Collected data entries
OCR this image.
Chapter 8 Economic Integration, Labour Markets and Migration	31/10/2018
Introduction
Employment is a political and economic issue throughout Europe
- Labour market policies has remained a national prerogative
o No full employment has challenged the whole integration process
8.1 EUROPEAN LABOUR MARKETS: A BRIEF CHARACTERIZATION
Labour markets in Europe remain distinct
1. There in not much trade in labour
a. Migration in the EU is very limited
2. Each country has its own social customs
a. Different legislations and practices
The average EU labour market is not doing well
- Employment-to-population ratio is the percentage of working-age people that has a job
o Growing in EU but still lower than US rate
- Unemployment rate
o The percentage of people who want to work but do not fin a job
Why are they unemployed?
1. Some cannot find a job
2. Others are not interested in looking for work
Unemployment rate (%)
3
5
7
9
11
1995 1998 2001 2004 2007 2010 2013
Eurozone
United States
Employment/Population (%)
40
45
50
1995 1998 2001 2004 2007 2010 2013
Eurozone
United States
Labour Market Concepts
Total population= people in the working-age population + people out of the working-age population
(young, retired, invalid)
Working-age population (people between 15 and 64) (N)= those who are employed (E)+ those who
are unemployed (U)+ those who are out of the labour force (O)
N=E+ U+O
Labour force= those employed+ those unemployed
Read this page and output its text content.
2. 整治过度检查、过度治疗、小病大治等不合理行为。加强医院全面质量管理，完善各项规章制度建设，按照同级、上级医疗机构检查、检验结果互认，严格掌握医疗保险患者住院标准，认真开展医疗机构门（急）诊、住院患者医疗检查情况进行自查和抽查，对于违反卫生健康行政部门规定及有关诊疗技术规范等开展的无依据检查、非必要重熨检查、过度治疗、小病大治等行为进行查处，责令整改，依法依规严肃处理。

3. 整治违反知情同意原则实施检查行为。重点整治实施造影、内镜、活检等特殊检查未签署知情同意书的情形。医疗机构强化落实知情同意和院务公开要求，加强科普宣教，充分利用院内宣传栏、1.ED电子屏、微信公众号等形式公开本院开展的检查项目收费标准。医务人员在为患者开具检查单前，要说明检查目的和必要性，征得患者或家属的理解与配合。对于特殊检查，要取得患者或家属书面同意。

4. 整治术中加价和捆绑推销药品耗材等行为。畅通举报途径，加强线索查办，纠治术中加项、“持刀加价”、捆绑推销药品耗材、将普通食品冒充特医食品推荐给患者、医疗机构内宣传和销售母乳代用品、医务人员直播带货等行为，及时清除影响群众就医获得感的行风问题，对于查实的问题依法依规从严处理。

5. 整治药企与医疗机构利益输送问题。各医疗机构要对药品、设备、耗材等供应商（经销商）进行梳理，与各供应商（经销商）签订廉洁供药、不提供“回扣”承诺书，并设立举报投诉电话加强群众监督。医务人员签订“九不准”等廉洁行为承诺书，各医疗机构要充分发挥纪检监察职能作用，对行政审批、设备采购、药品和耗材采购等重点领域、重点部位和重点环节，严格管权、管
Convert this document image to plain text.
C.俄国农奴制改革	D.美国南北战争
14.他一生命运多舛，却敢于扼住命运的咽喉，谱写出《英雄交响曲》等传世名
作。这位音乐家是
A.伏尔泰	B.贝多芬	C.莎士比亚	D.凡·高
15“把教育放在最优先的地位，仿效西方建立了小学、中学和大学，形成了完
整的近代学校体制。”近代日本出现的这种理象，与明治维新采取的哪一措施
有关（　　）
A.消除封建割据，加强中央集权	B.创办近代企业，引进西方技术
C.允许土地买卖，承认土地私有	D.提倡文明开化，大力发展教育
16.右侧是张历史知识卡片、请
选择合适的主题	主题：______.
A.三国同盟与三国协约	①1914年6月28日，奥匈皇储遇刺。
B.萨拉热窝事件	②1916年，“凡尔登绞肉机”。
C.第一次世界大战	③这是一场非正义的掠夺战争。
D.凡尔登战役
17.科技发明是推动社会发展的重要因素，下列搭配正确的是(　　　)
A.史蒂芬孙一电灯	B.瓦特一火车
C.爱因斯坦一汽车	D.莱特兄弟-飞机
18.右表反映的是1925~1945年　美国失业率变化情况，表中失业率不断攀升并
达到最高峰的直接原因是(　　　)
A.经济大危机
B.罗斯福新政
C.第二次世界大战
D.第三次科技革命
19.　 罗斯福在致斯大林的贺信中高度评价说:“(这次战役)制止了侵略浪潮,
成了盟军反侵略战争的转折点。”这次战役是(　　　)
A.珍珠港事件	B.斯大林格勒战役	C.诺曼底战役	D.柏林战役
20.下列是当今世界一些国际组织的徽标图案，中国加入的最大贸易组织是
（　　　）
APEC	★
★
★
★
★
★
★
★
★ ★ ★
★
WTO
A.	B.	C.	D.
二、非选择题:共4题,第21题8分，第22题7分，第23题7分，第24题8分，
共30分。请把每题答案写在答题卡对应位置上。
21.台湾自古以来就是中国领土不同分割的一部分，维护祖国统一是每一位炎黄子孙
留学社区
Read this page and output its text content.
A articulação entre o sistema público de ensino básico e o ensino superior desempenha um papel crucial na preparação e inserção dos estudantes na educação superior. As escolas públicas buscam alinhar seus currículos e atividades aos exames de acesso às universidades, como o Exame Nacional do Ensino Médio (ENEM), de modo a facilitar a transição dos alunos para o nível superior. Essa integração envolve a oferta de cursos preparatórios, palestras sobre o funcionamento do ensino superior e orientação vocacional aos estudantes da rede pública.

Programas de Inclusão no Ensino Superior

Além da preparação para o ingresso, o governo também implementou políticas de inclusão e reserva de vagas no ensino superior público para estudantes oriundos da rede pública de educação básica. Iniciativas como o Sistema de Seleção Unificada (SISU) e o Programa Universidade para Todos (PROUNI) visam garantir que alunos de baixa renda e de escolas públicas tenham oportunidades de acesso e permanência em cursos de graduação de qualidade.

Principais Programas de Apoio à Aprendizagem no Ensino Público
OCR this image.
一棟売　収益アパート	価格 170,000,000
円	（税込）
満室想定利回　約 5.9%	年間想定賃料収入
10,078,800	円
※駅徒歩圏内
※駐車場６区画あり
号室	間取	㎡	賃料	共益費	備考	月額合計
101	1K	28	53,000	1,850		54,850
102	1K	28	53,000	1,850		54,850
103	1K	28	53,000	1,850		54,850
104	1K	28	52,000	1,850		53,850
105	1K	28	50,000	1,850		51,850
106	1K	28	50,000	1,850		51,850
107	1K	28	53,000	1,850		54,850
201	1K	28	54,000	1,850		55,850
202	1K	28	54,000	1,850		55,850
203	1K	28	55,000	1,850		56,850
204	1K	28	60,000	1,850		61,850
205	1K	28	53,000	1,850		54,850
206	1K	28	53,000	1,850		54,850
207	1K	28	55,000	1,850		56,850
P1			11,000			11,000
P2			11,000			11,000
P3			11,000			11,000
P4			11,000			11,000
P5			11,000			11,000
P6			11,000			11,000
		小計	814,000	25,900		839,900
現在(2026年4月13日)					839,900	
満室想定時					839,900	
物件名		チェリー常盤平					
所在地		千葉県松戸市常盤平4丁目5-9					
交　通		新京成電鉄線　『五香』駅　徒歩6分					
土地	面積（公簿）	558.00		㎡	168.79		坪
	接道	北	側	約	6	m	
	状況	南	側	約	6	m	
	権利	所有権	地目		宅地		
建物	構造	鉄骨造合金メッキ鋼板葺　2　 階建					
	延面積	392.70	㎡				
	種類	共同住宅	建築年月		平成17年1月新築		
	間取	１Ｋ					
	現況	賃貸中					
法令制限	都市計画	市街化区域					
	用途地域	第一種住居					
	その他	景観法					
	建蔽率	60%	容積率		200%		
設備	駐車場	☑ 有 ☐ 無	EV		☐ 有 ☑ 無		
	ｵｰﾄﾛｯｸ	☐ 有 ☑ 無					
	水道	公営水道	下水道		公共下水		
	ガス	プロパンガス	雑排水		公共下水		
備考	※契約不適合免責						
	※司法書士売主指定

Task statement
Extract every line that has the string "rede" in it.

Response for this exercise
A articulação entre o sistema público de ensino básico e o ensino superior desempenha um papel crucial na preparação e inserção dos estudantes na educação superior. As escolas públicas buscam alinhar seus currículos e atividades aos exames de acesso às universidades, como o Exame Nacional do Ensino Médio (ENEM), de modo a facilitar a transição dos alunos para o nível superior. Essa integração envolve a oferta de cursos preparatórios, palestras sobre o funcionamento do ensino superior e orientação vocacional aos estudantes da rede pública.
Além da preparação para o ingresso, o governo também implementou políticas de inclusão e reserva de vagas no ensino superior público para estudantes oriundos da rede pública de educação básica. Iniciativas como o Sistema de Seleção Unificada (SISU) e o Programa Universidade para Todos (PROUNI) visam garantir que alunos de baixa renda e de escolas públicas tenham oportunidades de acesso e permanência em cursos de graduação de qualidade.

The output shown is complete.